- _Exercise passage_:

....

National: FBI says foreign hackers penetrated state election systems | Yahoo

The FBI has uncovered evidence that foreign hackers penetrated two state election databases in recent weeks, prompting the bureau to warn election officials across the country to take new steps to enhance the security of their computer systems, according to federal and state law enforcement officials. The FBI warning, contained in a “flash” alert from the FBI’s Cyber Division, a copy of which was obtained by Yahoo News, comes amid heightened concerns among U.S. intelligence officials about the possibility of cyberintrusions, potentially by Russian state-sponsored hackers, aimed at disrupting the November elections. Those concerns prompted Homeland Security Secretary Jeh Johnson to convene a conference call with state election officials on Aug. 15, in which he offered his department’s help to make state voting systems more secure, including providing federal cyber security experts to scan for vulnerabilities, according to a “readout” of the call released by the department.

National: Harry Reid Cites Evidence of Russian Tampering in U.S. Vote, and Seeks F.B.I. Inquiry | The New York Times

The Senate minority leader, Harry Reid of Nevada, asked the F.B.I. on Monday to investigate evidence suggesting that Russia may try to manipulate voting results in November. In a letter to the F.B.I. director, James B. Comey Jr., Mr. Reid wrote that the threat of Russian interference “is more extensive than is widely known and may include the intent to falsify official election results.” Recent classified briefings from senior intelligence officials, Mr. Reid said in an interview, have left him fearful that President Vladimir V. Putin’s “goal is tampering with this election.” News reports on Monday said the F.B.I. warned state election officials several weeks ago that foreign hackers had exported voter registration data from computer systems in at least one state, and had pierced the systems of a second one. The bureau did not name the states, but Yahoo News, which first reported the confidential F.B.I. warning, said they were Arizona and Illinois. Matt Roberts, a spokesman for Arizona’s secretary of state, said the F.B.I. had told state officials that Russians were behind the Arizona attack.

National: Stealing Voter Files Was Shockingly Easy for These Hackers | The Daily Beast

The FBI says that computer hackers accessed, and in one case stole, voter registration files in two states, potentially compromising personal information and putting crucial election data at risk just three months before voters head to the polls. And if that weren’t unsettling enough, the techniques that the hackers used were neither sophisticated nor particularly hard to employ, proving that it’s not just high-end hackers from foreign governments, like the ones believed to be targeting U.S. political organizations, that elections officials need to worry about in the runup to November. “I don’t think anyone can assume that these vulnerabilities would be unique to these states,” Pamela Smith, the president of Verified Voting, a nonprofit group that advocates transparency and security in U.S. elections, told The Daily Beast. “This is a time when assuming is not the best thing to do.”

....

- _Material provided_:
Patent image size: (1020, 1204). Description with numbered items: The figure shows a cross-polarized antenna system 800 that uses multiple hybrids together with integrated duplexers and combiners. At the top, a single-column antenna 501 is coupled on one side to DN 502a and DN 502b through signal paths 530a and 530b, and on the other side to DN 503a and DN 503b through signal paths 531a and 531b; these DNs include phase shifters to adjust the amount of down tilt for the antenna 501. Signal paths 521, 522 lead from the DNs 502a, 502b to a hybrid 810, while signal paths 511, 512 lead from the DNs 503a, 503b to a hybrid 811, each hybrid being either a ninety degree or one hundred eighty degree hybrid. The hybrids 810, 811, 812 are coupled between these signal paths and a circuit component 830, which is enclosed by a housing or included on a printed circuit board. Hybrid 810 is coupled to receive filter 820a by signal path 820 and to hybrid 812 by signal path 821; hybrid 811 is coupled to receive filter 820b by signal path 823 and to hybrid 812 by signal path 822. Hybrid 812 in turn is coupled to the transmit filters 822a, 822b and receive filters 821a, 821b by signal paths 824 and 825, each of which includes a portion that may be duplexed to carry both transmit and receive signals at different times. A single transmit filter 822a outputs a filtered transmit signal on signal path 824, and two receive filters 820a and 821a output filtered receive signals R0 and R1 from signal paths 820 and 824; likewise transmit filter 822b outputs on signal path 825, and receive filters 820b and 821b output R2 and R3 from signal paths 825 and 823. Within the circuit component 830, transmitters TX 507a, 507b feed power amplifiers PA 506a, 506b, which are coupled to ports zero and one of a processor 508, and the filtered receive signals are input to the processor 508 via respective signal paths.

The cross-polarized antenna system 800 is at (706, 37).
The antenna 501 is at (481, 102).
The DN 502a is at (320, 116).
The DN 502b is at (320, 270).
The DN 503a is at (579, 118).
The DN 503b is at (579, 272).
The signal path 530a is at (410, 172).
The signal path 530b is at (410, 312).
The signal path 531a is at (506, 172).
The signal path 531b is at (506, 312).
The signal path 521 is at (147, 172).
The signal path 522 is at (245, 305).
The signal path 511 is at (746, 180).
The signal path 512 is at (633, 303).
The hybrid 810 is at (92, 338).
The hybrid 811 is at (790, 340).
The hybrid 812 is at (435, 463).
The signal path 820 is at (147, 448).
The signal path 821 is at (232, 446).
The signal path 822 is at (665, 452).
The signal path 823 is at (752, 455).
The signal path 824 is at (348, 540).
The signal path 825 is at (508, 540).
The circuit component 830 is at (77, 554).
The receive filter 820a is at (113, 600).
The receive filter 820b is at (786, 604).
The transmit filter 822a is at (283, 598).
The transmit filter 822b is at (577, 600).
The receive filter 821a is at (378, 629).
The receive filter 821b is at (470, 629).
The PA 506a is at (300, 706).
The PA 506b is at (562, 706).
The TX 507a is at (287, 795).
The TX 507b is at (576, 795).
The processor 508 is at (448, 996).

....

According to the election hacking text, which two states did Yahoo News name as the ones whose systems were hit? Please answer in a few words. The rows have nothing to do with the election hacking text.

- _Finished task_:
Arizona and Illinois.